§ Quoted text
** START **
When Chris Nelson took over Liberty University’s radio drama about five years ago, he knew he wanted to take it in a new direction. The drama had previously focused on adapting plays for radio, but Nelson wanted to do something more philosophical. “The main questions I wanted to deal with were ‘What is truth?’ and ‘Is there absolute truth?’” he says. “I gave the writers a prompt with the idea of two mountain peaks: the Peak of Reliance, a place that used truth as a weapon, similar to a legalistic society, and the Peak of Defiance, a place where truth was relative to time and circumstance. That led us to a semester of world building.” This process led to the creation of “The Encounter,” which presents a dystopian world outside our time in which the listener accompanies four characters on their adventures as they encounter truth.

The major theme of the drama is the cyclical nature of man, specifically as it pertains to mankind’s tendency to draw close to the truth, fall away from it, and be brought back to it again by a voice of truth. The characters in the drama wonder if there is any truth beyond the lies of their respective societies.
** END **
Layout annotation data
** START **
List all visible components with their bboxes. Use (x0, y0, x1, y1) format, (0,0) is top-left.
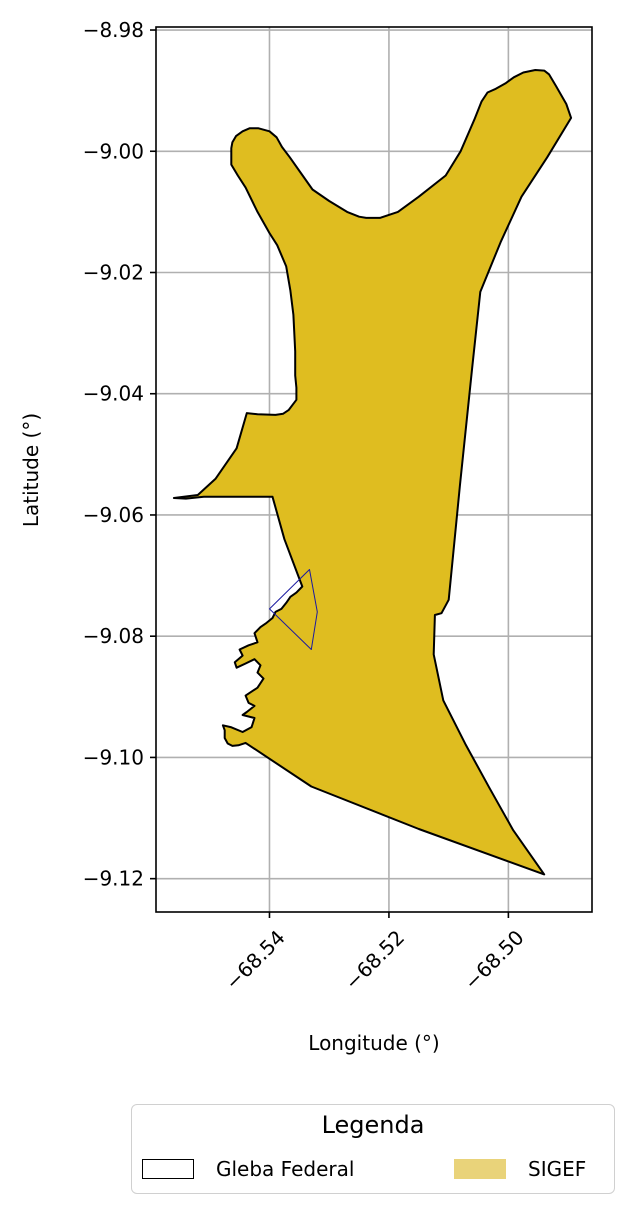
legend-entry-sigef: SIGEF (454, 1157, 586, 1181)
map-layers (172, 69, 573, 876)
y-tick-label-7: −9.12 (83, 867, 144, 891)
y-tick-label-5: −9.08 (83, 624, 144, 648)
x-tick-label-2: −68.50 (459, 925, 528, 994)
legend-label-gleba-federal: Gleba Federal (216, 1157, 355, 1181)
plot-frame (155, 26, 593, 913)
y-tick-label-1: −9.00 (83, 139, 144, 163)
x-tick-label-1: −68.52 (340, 925, 409, 994)
legend-swatch-sigef (454, 1159, 506, 1179)
y-tick-label-6: −9.10 (83, 745, 144, 769)
y-axis-label: Latitude (°) (19, 413, 43, 527)
y-tick-label-0: −8.98 (83, 18, 144, 42)
legend: Legenda Gleba Federal SIGEF (131, 1104, 615, 1194)
legend-swatch-gleba-federal (142, 1159, 194, 1179)
legend-title: Legenda (321, 1111, 425, 1139)
y-tick-label-3: −9.04 (83, 382, 144, 406)
y-tick-label-2: −9.02 (83, 260, 144, 284)
y-tick-label-4: −9.06 (83, 503, 144, 527)
legend-entry-gleba-federal: Gleba Federal (142, 1157, 354, 1181)
x-tick-label-0: −68.54 (220, 925, 289, 994)
legend-label-sigef: SIGEF (528, 1157, 587, 1181)
region-gleba-federal (269, 569, 318, 650)
region-sigef (172, 69, 573, 876)
x-axis-label: Longitude (°) (308, 1031, 439, 1055)
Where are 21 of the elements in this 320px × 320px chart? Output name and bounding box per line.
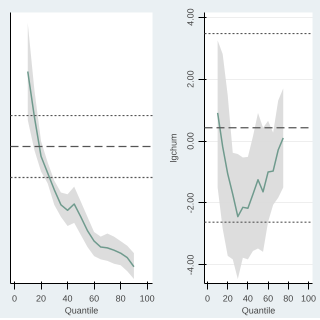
** END **
§ Complete the following
1. Answer these questions from the radio drama text.
(a) What did the drama focus on before Nelson took it over?
(b) How many characters does the listener accompany in "The Encounter"?
(c) What is the major theme of the drama?
2. Copy the radio drama text again, starting with "The major theme" and going on through "their respective societies.". Rename "truth" as "reality" wherever it occurs.
These entries come from a separate source.

§ Outputs
1.
(a) Adapting plays for radio.
(b) Four.
(c) The cyclical nature of man.

2.
The major theme of the drama is the cyclical nature of man, specifically as it pertains to mankind’s tendency to draw close to the reality, fall away from it, and be brought back to it again by a voice of reality. The characters in the drama wonder if there is any reality beyond the lies of their respective societies.